• _WHAT YOU WILL DO_: Using the listing below, extract each line that has the word "Relative" in it.
-- start of MATERIAL FOR THIS EXERCISE --
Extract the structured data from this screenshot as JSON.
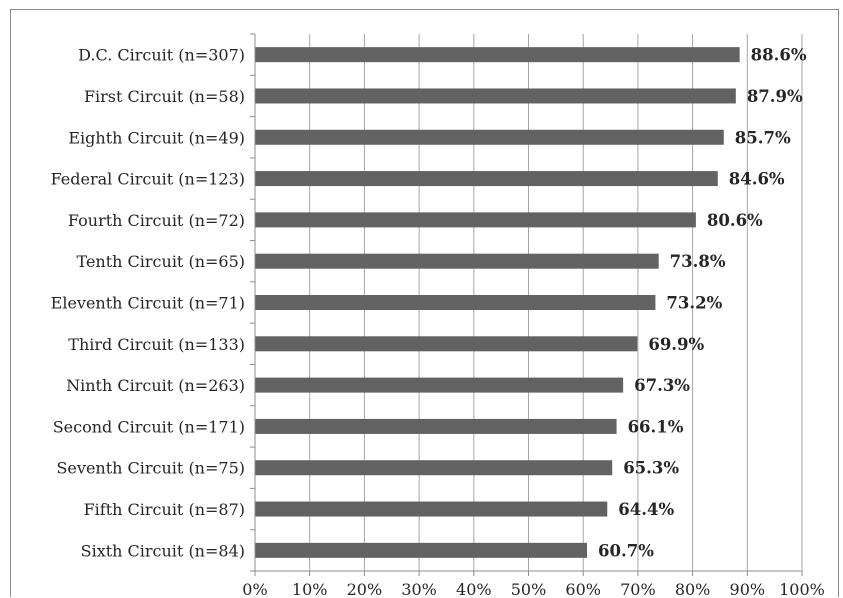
{
  "chart_data": {
    "type": "bar",
    "orientation": "horizontal",
    "categories": [
      "D.C. Circuit (n=307)",
      "First Circuit (n=58)",
      "Eighth Circuit (n=49)",
      "Federal Circuit (n=123)",
      "Fourth Circuit (n=72)",
      "Tenth Circuit (n=65)",
      "Eleventh Circuit (n=71)",
      "Third Circuit (n=133)",
      "Ninth Circuit (n=263)",
      "Second Circuit (n=171)",
      "Seventh Circuit (n=75)",
      "Fifth Circuit (n=87)",
      "Sixth Circuit (n=84)"
    ],
    "values": [
      88.6,
      87.9,
      85.7,
      84.6,
      80.6,
      73.8,
      73.2,
      69.9,
      67.3,
      66.1,
      65.3,
      64.4,
      60.7
    ],
    "data_labels": [
      "88.6%",
      "87.9%",
      "85.7%",
      "84.6%",
      "80.6%",
      "73.8%",
      "73.2%",
      "69.9%",
      "67.3%",
      "66.1%",
      "65.3%",
      "64.4%",
      "60.7%"
    ],
    "x_ticks": [
      "0%",
      "10%",
      "20%",
      "30%",
      "40%",
      "50%",
      "60%",
      "70%",
      "80%",
      "90%",
      "100%"
    ],
    "xlim": [
      0,
      100
    ],
    "title": "",
    "xlabel": "",
    "ylabel": "",
    "grid": "vertical",
    "legend": "none",
    "colors": {
      "bar": "#626262",
      "grid": "#a6a6a6",
      "axis": "#8c8c8c",
      "text": "#262626"
    }
  }
}
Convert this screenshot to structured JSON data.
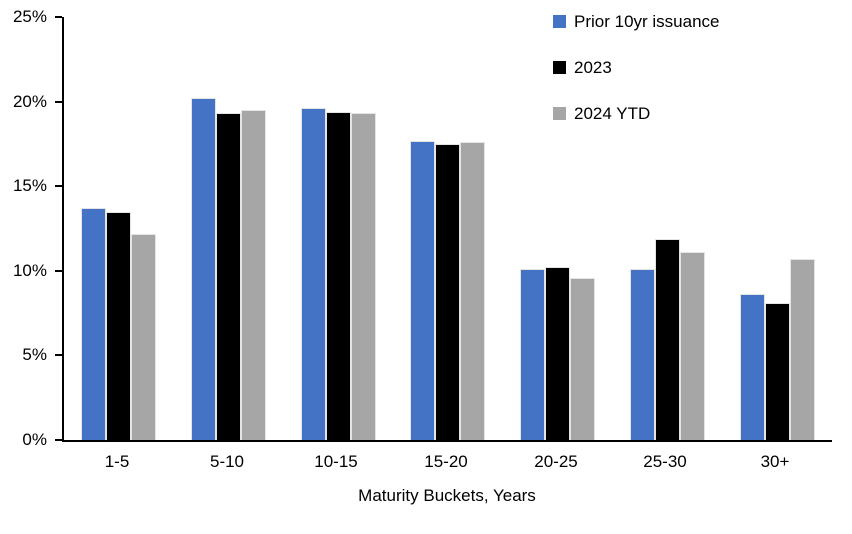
{
  "chart_data": {
    "type": "bar",
    "title": "",
    "xlabel": "Maturity Buckets, Years",
    "ylabel": "",
    "ylim": [
      0,
      25
    ],
    "yticks": [
      0,
      5,
      10,
      15,
      20,
      25
    ],
    "ytick_suffix": "%",
    "grid": false,
    "legend_position": "top-right",
    "axis_color": "#000000",
    "categories": [
      "1-5",
      "5-10",
      "10-15",
      "15-20",
      "20-25",
      "25-30",
      "30+"
    ],
    "series": [
      {
        "name": "Prior 10yr issuance",
        "color": "#4472C4",
        "values": [
          13.7,
          20.2,
          19.6,
          17.7,
          10.1,
          10.1,
          8.6
        ]
      },
      {
        "name": "2023",
        "color": "#000000",
        "values": [
          13.5,
          19.3,
          19.4,
          17.5,
          10.2,
          11.9,
          8.1
        ]
      },
      {
        "name": "2024 YTD",
        "color": "#A6A6A6",
        "values": [
          12.2,
          19.5,
          19.3,
          17.6,
          9.6,
          11.1,
          10.7
        ]
      }
    ]
  }
}
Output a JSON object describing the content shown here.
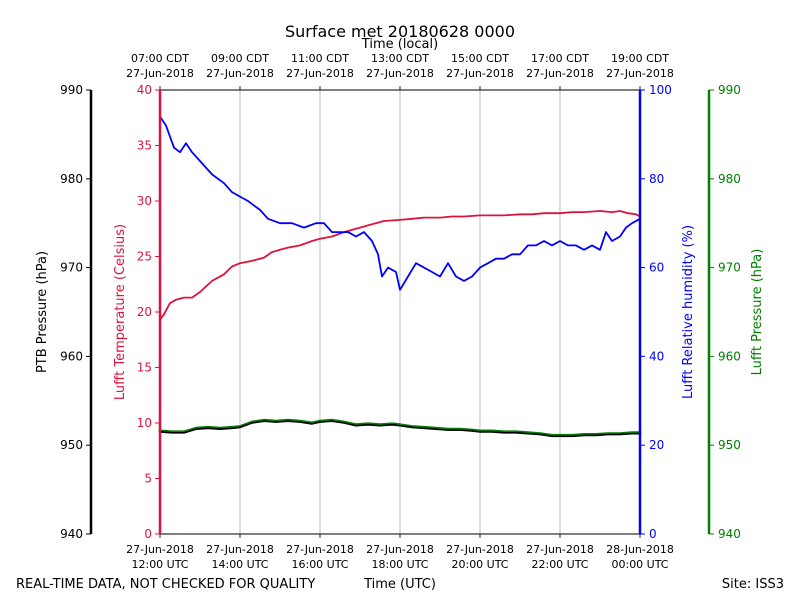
{
  "chart_data": {
    "type": "line",
    "title": "Surface met 20180628 0000",
    "top_axis_label": "Time (local)",
    "bottom_axis_label": "Time (UTC)",
    "footer_left": "REAL-TIME DATA, NOT CHECKED FOR QUALITY",
    "footer_right": "Site: ISS3",
    "x_range_hours": [
      12,
      24
    ],
    "x_ticks": [
      {
        "hour": 12,
        "utc_date": "27-Jun-2018",
        "utc_time": "12:00 UTC",
        "local_time": "07:00 CDT",
        "local_date": "27-Jun-2018"
      },
      {
        "hour": 14,
        "utc_date": "27-Jun-2018",
        "utc_time": "14:00 UTC",
        "local_time": "09:00 CDT",
        "local_date": "27-Jun-2018"
      },
      {
        "hour": 16,
        "utc_date": "27-Jun-2018",
        "utc_time": "16:00 UTC",
        "local_time": "11:00 CDT",
        "local_date": "27-Jun-2018"
      },
      {
        "hour": 18,
        "utc_date": "27-Jun-2018",
        "utc_time": "18:00 UTC",
        "local_time": "13:00 CDT",
        "local_date": "27-Jun-2018"
      },
      {
        "hour": 20,
        "utc_date": "27-Jun-2018",
        "utc_time": "20:00 UTC",
        "local_time": "15:00 CDT",
        "local_date": "27-Jun-2018"
      },
      {
        "hour": 22,
        "utc_date": "27-Jun-2018",
        "utc_time": "22:00 UTC",
        "local_time": "17:00 CDT",
        "local_date": "27-Jun-2018"
      },
      {
        "hour": 24,
        "utc_date": "28-Jun-2018",
        "utc_time": "00:00 UTC",
        "local_time": "19:00 CDT",
        "local_date": "27-Jun-2018"
      }
    ],
    "axes": {
      "ptb_pressure": {
        "label": "PTB Pressure (hPa)",
        "range": [
          940,
          990
        ],
        "ticks": [
          940,
          950,
          960,
          970,
          980,
          990
        ],
        "color": "#000000"
      },
      "temperature": {
        "label": "Lufft Temperature (Celsius)",
        "range": [
          0,
          40
        ],
        "ticks": [
          0,
          5,
          10,
          15,
          20,
          25,
          30,
          35,
          40
        ],
        "color": "#dc143c"
      },
      "humidity": {
        "label": "Lufft Relative humidity (%)",
        "range": [
          0,
          100
        ],
        "ticks": [
          0,
          20,
          40,
          60,
          80,
          100
        ],
        "color": "#0000ff"
      },
      "lufft_pressure": {
        "label": "Lufft Pressure (hPa)",
        "range": [
          940,
          990
        ],
        "ticks": [
          940,
          950,
          960,
          970,
          980,
          990
        ],
        "color": "#008000"
      }
    },
    "series": [
      {
        "name": "Lufft Temperature",
        "axis": "temperature",
        "color": "#dc143c",
        "x": [
          12.0,
          12.1,
          12.25,
          12.4,
          12.6,
          12.8,
          13.0,
          13.3,
          13.6,
          13.8,
          14.0,
          14.3,
          14.6,
          14.8,
          15.0,
          15.2,
          15.5,
          15.8,
          16.0,
          16.3,
          16.6,
          17.0,
          17.3,
          17.6,
          18.0,
          18.3,
          18.6,
          19.0,
          19.3,
          19.6,
          20.0,
          20.3,
          20.6,
          21.0,
          21.3,
          21.6,
          22.0,
          22.3,
          22.6,
          23.0,
          23.3,
          23.5,
          23.7,
          23.9,
          24.0
        ],
        "y": [
          19.3,
          19.8,
          20.8,
          21.1,
          21.3,
          21.3,
          21.8,
          22.8,
          23.4,
          24.1,
          24.4,
          24.6,
          24.9,
          25.4,
          25.6,
          25.8,
          26.0,
          26.4,
          26.6,
          26.8,
          27.2,
          27.6,
          27.9,
          28.2,
          28.3,
          28.4,
          28.5,
          28.5,
          28.6,
          28.6,
          28.7,
          28.7,
          28.7,
          28.8,
          28.8,
          28.9,
          28.9,
          29.0,
          29.0,
          29.1,
          29.0,
          29.1,
          28.9,
          28.8,
          28.6
        ]
      },
      {
        "name": "Lufft Relative humidity",
        "axis": "humidity",
        "color": "#0000ff",
        "x": [
          12.0,
          12.15,
          12.35,
          12.5,
          12.65,
          12.8,
          13.0,
          13.3,
          13.6,
          13.8,
          14.0,
          14.2,
          14.5,
          14.7,
          15.0,
          15.3,
          15.6,
          15.9,
          16.1,
          16.3,
          16.5,
          16.7,
          16.9,
          17.1,
          17.3,
          17.45,
          17.55,
          17.7,
          17.9,
          18.0,
          18.2,
          18.4,
          18.6,
          18.8,
          19.0,
          19.2,
          19.4,
          19.6,
          19.8,
          20.0,
          20.2,
          20.4,
          20.6,
          20.8,
          21.0,
          21.2,
          21.4,
          21.6,
          21.8,
          22.0,
          22.2,
          22.4,
          22.6,
          22.8,
          23.0,
          23.15,
          23.3,
          23.5,
          23.65,
          23.8,
          24.0
        ],
        "y": [
          94,
          92,
          87,
          86,
          88,
          86,
          84,
          81,
          79,
          77,
          76,
          75,
          73,
          71,
          70,
          70,
          69,
          70,
          70,
          68,
          68,
          68,
          67,
          68,
          66,
          63,
          58,
          60,
          59,
          55,
          58,
          61,
          60,
          59,
          58,
          61,
          58,
          57,
          58,
          60,
          61,
          62,
          62,
          63,
          63,
          65,
          65,
          66,
          65,
          66,
          65,
          65,
          64,
          65,
          64,
          68,
          66,
          67,
          69,
          70,
          71
        ]
      },
      {
        "name": "PTB Pressure",
        "axis": "ptb_pressure",
        "color": "#000000",
        "x": [
          12.0,
          12.3,
          12.6,
          12.9,
          13.2,
          13.5,
          13.8,
          14.0,
          14.3,
          14.6,
          14.9,
          15.2,
          15.5,
          15.8,
          16.0,
          16.3,
          16.6,
          16.9,
          17.2,
          17.5,
          17.8,
          18.0,
          18.3,
          18.6,
          18.9,
          19.2,
          19.5,
          19.8,
          20.0,
          20.3,
          20.6,
          20.9,
          21.2,
          21.5,
          21.8,
          22.0,
          22.3,
          22.6,
          22.9,
          23.2,
          23.5,
          23.8,
          24.0
        ],
        "y": [
          951.5,
          951.4,
          951.4,
          951.8,
          951.9,
          951.8,
          951.9,
          952.0,
          952.5,
          952.7,
          952.6,
          952.7,
          952.6,
          952.4,
          952.6,
          952.7,
          952.5,
          952.2,
          952.3,
          952.2,
          952.3,
          952.2,
          952.0,
          951.9,
          951.8,
          951.7,
          951.7,
          951.6,
          951.5,
          951.5,
          951.4,
          951.4,
          951.3,
          951.2,
          951.0,
          951.0,
          951.0,
          951.1,
          951.1,
          951.2,
          951.2,
          951.3,
          951.3
        ]
      },
      {
        "name": "Lufft Pressure",
        "axis": "lufft_pressure",
        "color": "#008000",
        "x": [
          12.0,
          12.3,
          12.6,
          12.9,
          13.2,
          13.5,
          13.8,
          14.0,
          14.3,
          14.6,
          14.9,
          15.2,
          15.5,
          15.8,
          16.0,
          16.3,
          16.6,
          16.9,
          17.2,
          17.5,
          17.8,
          18.0,
          18.3,
          18.6,
          18.9,
          19.2,
          19.5,
          19.8,
          20.0,
          20.3,
          20.6,
          20.9,
          21.2,
          21.5,
          21.8,
          22.0,
          22.3,
          22.6,
          22.9,
          23.2,
          23.5,
          23.8,
          24.0
        ],
        "y": [
          951.6,
          951.5,
          951.5,
          951.9,
          952.0,
          951.9,
          952.0,
          952.1,
          952.6,
          952.8,
          952.7,
          952.8,
          952.7,
          952.5,
          952.7,
          952.8,
          952.6,
          952.3,
          952.4,
          952.3,
          952.4,
          952.3,
          952.1,
          952.0,
          951.9,
          951.8,
          951.8,
          951.7,
          951.6,
          951.6,
          951.5,
          951.5,
          951.4,
          951.3,
          951.1,
          951.1,
          951.1,
          951.2,
          951.2,
          951.3,
          951.3,
          951.4,
          951.4
        ]
      }
    ]
  }
}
-- end of MATERIAL FOR THIS EXERCISE --
• _ANSWER FOR THE TASK_:
        "label": "Lufft Relative humidity (%)",
        "name": "Lufft Relative humidity",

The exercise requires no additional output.